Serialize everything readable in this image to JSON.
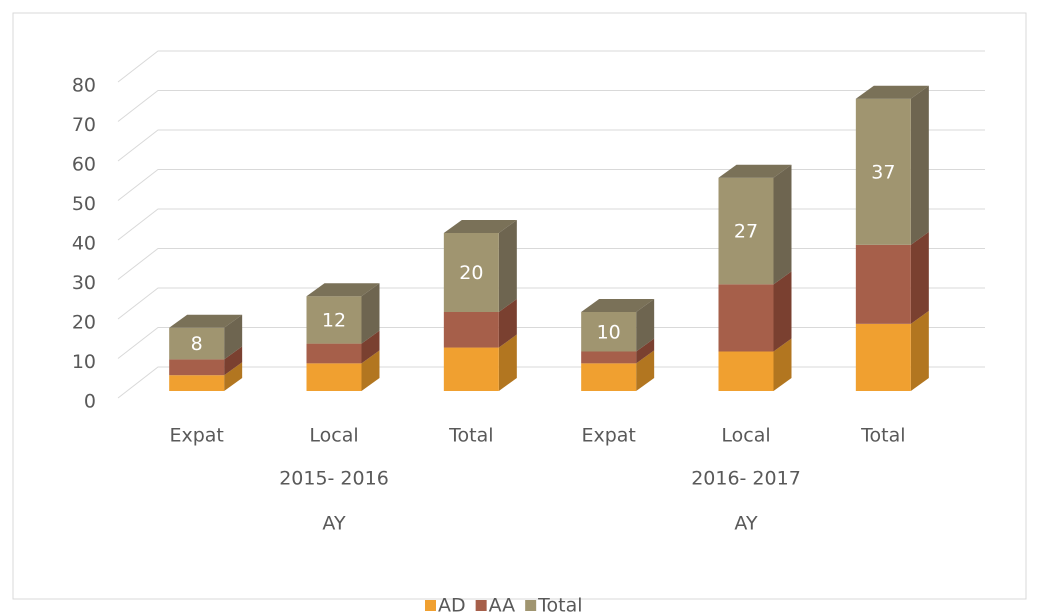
{
  "chart_data": {
    "type": "bar3d_stacked",
    "categories": [
      "Expat",
      "Local",
      "Total",
      "Expat",
      "Local",
      "Total"
    ],
    "groups": [
      "2015- 2016",
      "2016- 2017"
    ],
    "group_labels": [
      "AY",
      "AY"
    ],
    "series": [
      {
        "name": "AD",
        "color": "#f0a030",
        "side": "#b27620",
        "values": [
          4,
          7,
          11,
          7,
          10,
          17
        ]
      },
      {
        "name": "AA",
        "color": "#a65f4a",
        "side": "#7a4030",
        "values": [
          4,
          5,
          9,
          3,
          17,
          20
        ]
      },
      {
        "name": "Total",
        "color": "#a09570",
        "side": "#6e6550",
        "top": "#7a7158",
        "values": [
          8,
          12,
          20,
          10,
          27,
          37
        ],
        "labels": true
      }
    ],
    "ylim": [
      0,
      80
    ],
    "yticks": [
      0,
      10,
      20,
      30,
      40,
      50,
      60,
      70,
      80
    ],
    "grid": true
  }
}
_ _ _ _ _ _ _
What you have to do:
All of the lines above should be printed exactly, minus the pictures.

Correct output:
Serialize everything readable in this image to JSON.
{
  "chart_data": {
    "type": "bar3d_stacked",
    "categories": [
      "Expat",
      "Local",
      "Total",
      "Expat",
      "Local",
      "Total"
    ],
    "groups": [
      "2015- 2016",
      "2016- 2017"
    ],
    "group_labels": [
      "AY",
      "AY"
    ],
    "series": [
      {
        "name": "AD",
        "color": "#f0a030",
        "side": "#b27620",
        "values": [
          4,
          7,
          11,
          7,
          10,
          17
        ]
      },
      {
        "name": "AA",
        "color": "#a65f4a",
        "side": "#7a4030",
        "values": [
          4,
          5,
          9,
          3,
          17,
          20
        ]
      },
      {
        "name": "Total",
        "color": "#a09570",
        "side": "#6e6550",
        "top": "#7a7158",
        "values": [
          8,
          12,
          20,
          10,
          27,
          37
        ],
        "labels": true
      }
    ],
    "ylim": [
      0,
      80
    ],
    "yticks": [
      0,
      10,
      20,
      30,
      40,
      50,
      60,
      70,
      80
    ],
    "grid": true
  }
}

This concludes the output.